## Given instruction
Copy the passage of the interview that begins at "What’s the most" and ends after "just political order.", swapping "soldiers" for "warriors".

## Excerpt provided
_ _ _ _ _

What inspired you to write Global Rebellion? What sparked your interest?
It began with the Sikhs. I lived with Sikhs in India and admired them, so I watched with horror as an awful spiral of violence between Sikhs and the secular state some 20 years ago led to thousands of deaths and the killing of Prime Minister Indira Gandhi. So I went to India—and then to the Middle East and many other areas of conflict around the world—to understand why. The questions I had then are the same questions I have asked of every incident of religious confrontation since: Why is this happening now? And what does religion have to do with it?
What’s the most important take-home message for readers?
Religious rebellion against the secular state is found in every religious tradition—not just Sikhism or Islam. The people involved in these attacks are not evil or crazy—the ones with whom I talked believed passionately that they were soldiers defending their culture and honor and helping to bring about a more just political order.
Anything you had to leave out?
My book includes interviews with activists around the world, from Christian activists in the United States to Muslim militants in Iraq, but in most cases I didn’t tell how difficult it was to make contact with these activists, and how in some cases it took days or weeks to locate them, get them to agree to talk, and set up their interviews with me. Sometimes just finding their location could be a nightmare—like the time my taxi got lost in Gaza on my way to interviewing Hamas leaders and I had to go to the Islamic University to find the movement’s supporters who could help me find the address. But that’s another story—and maybe another book.
What are some of the biggest misconceptions about your topic?
The biggest misconception about the rise of religious activism? That there is something wrong with religion. The global rise of religious rebellion is not about religion—at least not in the narrow sense of fighting over theology or religious beliefs. It’s about social order and a perceived threat to their way of life. Most of the people I interviewed were not all that pious—they felt that their people were under attack and they were excited about joining the fight. When went to prison to interview one of the Muslim jihadi activists involved in the 1993 World Trade Center attack, I was surprised how ordinary he seemed—using mild profanity and expressing an interest in blond-haired women. But he was passionate about what he perceived as injustice against the Muslim world.
Did you have a specific audience in mind when writing?
I hope anyone interested in the rise of religious rebellion around the world can pick up the book, become fascinated with the case studies, and make sense of my analysis. If I can help make an impact on public attitudes and improve our government’s response to religious activism, that would be even better.
Are you hoping to just inform readers? Give them pleasure? Piss them off?
I hope readers will have the same reaction that I had after I talked with religious activists and did the case studies—a sense of clarity, discovering that the confrontation between religion and the secular state is an understandable response to the social crises of the contemporary world. I hope the readers get angry when they realize that often a heavy-handed government response makes things worse.
What alternate title would you give the book?
Maybe I could have called it Inside the Mind of an Angry Religious World. But I can’t use that title since it sounds too much like my previous book, Terror in the Mind of God, and it sounds too much as if I think that religion is the problem. The scope of my book is broader—it deals with all movements of religious activism in the past 30 years, and deals with the strain on secular politics in a global world that has created it, causing many people to lose faith in secular nationalism and reject the religious-secular distinction that once was the hallmark of the modern West.

_ _ _ _ _

Layout coordinate data
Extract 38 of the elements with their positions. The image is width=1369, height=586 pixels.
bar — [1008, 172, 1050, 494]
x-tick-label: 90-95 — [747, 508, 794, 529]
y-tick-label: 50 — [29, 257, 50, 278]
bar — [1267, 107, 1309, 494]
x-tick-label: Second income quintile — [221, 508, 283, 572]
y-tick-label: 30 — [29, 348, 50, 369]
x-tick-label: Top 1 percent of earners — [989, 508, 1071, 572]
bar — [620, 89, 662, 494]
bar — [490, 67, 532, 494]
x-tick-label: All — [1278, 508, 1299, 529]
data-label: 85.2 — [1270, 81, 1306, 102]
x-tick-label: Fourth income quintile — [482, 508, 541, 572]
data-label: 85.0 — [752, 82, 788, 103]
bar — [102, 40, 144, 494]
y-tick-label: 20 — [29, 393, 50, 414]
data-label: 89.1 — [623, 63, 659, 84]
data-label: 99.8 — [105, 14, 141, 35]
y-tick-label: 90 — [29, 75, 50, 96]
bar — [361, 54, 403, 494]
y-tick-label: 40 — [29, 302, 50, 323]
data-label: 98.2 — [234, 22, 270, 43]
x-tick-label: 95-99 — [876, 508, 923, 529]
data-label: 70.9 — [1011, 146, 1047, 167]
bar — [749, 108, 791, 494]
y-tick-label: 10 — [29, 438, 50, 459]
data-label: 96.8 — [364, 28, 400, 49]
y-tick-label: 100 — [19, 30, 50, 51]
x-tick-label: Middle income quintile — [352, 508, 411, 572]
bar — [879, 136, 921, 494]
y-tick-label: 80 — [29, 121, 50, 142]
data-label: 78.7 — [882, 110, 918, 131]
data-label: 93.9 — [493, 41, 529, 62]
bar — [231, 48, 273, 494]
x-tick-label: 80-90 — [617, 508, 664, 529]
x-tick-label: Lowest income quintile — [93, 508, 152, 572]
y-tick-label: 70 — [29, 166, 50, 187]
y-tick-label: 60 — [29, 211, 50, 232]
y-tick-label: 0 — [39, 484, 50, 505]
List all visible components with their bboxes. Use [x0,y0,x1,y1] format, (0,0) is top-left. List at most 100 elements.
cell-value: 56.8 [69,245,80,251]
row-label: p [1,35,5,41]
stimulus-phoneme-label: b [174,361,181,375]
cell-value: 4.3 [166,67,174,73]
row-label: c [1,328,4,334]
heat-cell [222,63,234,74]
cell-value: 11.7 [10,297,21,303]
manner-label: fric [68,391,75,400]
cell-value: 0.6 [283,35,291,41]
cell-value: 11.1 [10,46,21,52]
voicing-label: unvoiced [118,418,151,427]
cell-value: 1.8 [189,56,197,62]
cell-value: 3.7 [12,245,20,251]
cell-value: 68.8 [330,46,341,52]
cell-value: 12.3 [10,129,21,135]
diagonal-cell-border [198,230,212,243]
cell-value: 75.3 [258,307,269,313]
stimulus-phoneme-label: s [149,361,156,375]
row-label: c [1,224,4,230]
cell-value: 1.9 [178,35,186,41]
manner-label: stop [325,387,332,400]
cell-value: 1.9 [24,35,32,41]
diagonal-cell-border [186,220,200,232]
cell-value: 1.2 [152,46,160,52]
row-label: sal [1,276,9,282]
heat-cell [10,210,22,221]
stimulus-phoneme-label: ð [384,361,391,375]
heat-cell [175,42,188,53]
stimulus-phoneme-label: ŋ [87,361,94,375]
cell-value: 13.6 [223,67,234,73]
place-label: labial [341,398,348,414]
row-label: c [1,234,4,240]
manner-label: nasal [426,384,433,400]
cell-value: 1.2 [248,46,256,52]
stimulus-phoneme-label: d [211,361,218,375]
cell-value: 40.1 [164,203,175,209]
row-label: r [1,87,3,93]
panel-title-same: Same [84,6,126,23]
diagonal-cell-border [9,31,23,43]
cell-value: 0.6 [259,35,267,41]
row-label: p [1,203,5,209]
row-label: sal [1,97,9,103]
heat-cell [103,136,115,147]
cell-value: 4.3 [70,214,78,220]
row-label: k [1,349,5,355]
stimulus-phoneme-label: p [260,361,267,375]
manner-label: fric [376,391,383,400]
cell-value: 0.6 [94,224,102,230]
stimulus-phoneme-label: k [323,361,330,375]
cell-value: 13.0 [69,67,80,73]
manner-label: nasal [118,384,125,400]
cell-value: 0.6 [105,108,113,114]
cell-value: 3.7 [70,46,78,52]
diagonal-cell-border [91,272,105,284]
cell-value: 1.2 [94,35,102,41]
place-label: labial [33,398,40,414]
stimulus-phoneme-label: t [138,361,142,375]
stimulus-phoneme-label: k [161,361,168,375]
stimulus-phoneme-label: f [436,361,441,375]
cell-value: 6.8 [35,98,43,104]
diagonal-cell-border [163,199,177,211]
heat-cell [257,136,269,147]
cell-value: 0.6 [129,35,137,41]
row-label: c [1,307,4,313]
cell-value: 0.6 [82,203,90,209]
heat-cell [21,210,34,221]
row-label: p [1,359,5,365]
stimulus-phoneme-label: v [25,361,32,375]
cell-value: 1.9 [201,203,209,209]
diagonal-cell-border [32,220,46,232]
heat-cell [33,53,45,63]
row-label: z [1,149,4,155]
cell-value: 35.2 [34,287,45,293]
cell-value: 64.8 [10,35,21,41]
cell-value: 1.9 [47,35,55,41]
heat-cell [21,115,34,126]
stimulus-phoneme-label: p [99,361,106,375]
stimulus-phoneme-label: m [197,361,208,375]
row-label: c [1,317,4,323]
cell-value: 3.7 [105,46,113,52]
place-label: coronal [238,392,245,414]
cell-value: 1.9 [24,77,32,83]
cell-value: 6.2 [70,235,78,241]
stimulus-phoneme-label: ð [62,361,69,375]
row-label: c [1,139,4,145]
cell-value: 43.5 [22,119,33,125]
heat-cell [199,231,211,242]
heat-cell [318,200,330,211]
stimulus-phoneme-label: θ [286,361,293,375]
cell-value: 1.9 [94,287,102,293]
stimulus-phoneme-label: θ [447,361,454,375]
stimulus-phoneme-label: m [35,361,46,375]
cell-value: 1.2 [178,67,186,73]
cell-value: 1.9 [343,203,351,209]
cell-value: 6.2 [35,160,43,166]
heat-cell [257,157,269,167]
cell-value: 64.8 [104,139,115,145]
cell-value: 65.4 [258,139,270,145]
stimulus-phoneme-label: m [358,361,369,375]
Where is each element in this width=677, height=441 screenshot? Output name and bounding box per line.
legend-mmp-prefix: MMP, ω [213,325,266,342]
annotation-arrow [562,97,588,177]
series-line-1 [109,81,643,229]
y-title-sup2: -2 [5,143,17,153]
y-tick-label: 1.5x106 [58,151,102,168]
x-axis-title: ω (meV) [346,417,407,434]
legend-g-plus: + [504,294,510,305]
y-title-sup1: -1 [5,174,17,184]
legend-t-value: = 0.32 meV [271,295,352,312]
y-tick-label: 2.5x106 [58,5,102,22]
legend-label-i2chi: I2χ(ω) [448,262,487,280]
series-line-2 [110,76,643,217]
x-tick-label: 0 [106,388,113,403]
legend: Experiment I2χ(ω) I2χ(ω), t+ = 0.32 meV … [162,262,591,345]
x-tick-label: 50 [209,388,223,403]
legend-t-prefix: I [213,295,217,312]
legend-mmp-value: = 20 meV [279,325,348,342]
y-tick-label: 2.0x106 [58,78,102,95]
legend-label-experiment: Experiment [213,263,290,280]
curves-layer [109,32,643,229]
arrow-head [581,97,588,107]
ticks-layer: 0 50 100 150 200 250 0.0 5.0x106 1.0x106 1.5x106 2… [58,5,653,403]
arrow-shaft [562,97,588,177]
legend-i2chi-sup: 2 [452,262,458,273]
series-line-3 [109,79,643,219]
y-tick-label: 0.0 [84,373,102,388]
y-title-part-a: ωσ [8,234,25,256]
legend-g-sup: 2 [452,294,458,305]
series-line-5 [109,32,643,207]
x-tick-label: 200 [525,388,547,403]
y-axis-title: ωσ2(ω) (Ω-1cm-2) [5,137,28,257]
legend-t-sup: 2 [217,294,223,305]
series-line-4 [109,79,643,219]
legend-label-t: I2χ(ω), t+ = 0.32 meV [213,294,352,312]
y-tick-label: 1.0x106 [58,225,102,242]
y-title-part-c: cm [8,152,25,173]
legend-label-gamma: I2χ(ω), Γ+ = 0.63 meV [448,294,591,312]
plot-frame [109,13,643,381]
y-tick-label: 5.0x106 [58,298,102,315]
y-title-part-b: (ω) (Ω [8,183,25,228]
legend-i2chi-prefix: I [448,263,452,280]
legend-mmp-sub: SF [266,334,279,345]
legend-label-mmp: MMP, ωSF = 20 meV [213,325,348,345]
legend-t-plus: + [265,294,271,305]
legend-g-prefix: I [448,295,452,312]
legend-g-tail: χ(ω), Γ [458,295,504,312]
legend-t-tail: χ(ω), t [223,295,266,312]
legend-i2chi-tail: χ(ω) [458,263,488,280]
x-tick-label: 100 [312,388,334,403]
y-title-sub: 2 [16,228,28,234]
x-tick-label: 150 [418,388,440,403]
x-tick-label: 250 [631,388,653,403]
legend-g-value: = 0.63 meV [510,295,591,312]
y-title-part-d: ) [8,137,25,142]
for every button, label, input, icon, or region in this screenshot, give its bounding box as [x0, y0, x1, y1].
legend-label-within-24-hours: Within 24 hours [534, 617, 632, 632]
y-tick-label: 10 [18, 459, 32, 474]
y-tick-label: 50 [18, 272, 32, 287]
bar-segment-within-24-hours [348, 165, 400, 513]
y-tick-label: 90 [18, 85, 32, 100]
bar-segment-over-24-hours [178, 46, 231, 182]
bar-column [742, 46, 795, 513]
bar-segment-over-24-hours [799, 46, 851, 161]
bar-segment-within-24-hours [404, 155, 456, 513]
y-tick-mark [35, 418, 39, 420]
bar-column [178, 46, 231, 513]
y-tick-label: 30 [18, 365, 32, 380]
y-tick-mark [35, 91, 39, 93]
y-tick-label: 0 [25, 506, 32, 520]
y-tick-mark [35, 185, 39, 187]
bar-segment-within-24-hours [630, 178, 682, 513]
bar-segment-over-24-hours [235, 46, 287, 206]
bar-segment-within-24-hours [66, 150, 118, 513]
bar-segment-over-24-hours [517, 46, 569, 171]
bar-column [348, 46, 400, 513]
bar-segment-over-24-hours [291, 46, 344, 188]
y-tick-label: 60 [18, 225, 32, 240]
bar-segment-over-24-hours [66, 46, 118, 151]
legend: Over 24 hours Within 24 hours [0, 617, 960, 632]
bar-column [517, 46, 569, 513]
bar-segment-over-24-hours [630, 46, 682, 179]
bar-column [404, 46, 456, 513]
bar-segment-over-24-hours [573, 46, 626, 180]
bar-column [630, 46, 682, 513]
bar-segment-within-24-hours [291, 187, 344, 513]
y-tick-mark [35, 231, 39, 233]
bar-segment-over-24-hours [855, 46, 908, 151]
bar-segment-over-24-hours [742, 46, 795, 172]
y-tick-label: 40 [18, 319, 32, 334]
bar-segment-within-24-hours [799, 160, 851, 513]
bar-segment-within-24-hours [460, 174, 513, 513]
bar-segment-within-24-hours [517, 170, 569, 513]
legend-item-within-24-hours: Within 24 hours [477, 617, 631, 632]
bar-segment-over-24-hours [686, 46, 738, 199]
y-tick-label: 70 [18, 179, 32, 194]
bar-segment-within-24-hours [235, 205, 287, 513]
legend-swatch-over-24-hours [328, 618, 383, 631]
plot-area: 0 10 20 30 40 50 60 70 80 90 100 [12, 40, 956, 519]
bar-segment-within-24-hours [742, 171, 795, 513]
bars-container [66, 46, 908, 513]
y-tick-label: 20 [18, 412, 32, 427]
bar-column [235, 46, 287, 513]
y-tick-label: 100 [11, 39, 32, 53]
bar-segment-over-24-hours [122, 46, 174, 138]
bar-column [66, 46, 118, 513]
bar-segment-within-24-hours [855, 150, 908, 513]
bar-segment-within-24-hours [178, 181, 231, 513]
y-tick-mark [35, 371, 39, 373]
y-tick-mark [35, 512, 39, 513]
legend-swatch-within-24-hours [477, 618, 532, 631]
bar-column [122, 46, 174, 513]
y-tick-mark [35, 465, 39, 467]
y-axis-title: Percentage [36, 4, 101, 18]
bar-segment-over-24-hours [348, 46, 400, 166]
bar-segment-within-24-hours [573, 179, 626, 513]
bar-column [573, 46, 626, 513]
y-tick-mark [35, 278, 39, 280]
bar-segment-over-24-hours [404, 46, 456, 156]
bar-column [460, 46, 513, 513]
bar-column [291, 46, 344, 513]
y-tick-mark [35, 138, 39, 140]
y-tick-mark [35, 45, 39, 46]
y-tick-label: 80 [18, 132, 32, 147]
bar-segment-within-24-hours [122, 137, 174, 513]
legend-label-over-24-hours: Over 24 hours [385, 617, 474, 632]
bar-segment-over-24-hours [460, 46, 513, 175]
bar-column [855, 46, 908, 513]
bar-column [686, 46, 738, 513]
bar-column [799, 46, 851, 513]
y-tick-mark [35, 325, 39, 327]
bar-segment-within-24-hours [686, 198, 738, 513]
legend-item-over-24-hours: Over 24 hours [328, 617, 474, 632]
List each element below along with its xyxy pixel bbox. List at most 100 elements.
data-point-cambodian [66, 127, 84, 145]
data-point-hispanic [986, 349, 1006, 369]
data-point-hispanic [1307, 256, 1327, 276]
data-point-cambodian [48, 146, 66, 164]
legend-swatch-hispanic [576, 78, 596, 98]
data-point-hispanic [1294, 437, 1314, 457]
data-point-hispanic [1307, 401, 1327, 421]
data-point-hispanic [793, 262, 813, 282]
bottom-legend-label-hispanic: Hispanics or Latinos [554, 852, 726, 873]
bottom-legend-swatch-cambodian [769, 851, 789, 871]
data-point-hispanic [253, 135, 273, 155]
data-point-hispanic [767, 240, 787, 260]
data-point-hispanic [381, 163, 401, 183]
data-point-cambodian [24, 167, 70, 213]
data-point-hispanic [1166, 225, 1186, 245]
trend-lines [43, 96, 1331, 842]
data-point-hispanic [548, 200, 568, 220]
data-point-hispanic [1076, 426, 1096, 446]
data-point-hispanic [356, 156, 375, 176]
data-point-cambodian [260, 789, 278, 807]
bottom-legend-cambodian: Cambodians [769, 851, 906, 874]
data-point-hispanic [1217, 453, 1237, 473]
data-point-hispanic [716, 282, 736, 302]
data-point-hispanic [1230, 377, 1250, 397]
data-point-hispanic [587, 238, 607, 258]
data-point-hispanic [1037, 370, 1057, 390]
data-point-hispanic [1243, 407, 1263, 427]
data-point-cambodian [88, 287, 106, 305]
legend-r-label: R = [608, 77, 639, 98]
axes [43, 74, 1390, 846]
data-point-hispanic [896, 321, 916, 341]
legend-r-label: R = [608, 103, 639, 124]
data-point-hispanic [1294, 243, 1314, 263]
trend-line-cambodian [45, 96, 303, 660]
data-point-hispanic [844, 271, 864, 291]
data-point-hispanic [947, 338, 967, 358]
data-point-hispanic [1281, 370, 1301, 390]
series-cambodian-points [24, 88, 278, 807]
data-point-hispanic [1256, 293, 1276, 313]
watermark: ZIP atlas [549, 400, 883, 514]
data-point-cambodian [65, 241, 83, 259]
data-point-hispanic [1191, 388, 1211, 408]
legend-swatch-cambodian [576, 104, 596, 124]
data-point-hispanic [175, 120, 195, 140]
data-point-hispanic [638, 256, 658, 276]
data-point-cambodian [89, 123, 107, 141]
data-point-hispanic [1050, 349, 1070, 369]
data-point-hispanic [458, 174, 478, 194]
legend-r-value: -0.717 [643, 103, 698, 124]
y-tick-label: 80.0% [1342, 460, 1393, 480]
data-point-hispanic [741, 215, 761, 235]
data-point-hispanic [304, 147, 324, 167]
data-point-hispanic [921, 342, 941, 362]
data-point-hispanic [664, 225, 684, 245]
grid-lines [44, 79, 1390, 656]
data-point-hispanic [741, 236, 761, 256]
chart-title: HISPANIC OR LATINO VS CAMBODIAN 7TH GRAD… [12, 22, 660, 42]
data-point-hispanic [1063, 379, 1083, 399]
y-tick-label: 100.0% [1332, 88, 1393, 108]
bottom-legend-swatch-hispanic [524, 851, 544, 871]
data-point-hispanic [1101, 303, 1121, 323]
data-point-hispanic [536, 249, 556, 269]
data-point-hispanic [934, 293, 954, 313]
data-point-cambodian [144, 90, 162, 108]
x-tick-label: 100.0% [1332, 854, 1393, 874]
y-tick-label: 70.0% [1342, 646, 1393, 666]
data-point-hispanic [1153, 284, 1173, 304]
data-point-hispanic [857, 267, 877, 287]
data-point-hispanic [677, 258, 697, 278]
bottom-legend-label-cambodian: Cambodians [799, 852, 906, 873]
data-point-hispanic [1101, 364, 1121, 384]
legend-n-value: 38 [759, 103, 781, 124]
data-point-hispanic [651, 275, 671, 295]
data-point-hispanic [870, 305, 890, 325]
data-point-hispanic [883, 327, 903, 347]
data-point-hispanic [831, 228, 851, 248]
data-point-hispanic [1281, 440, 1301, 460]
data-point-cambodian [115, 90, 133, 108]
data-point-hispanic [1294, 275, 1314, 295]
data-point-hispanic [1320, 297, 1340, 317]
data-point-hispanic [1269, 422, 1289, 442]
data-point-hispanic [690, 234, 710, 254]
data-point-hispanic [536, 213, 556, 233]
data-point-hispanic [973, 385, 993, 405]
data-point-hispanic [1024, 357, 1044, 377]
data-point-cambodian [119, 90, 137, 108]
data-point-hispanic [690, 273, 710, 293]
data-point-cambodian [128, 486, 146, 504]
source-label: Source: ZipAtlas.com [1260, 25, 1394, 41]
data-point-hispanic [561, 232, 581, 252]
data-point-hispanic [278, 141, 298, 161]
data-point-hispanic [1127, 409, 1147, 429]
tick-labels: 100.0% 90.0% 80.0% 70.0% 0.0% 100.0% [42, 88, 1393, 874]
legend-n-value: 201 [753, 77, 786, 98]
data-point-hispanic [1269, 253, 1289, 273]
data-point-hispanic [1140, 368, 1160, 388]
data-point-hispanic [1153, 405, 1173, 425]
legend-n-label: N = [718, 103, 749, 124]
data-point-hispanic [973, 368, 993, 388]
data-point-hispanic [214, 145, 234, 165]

_ _ _ _ _

## Solution
What’s the most important take-home message for readers?
Religious rebellion against the secular state is found in every religious tradition—not just Sikhism or Islam. The people involved in these attacks are not evil or crazy—the ones with whom I talked believed passionately that they were warriors defending their culture and honor and helping to bring about a more just political order.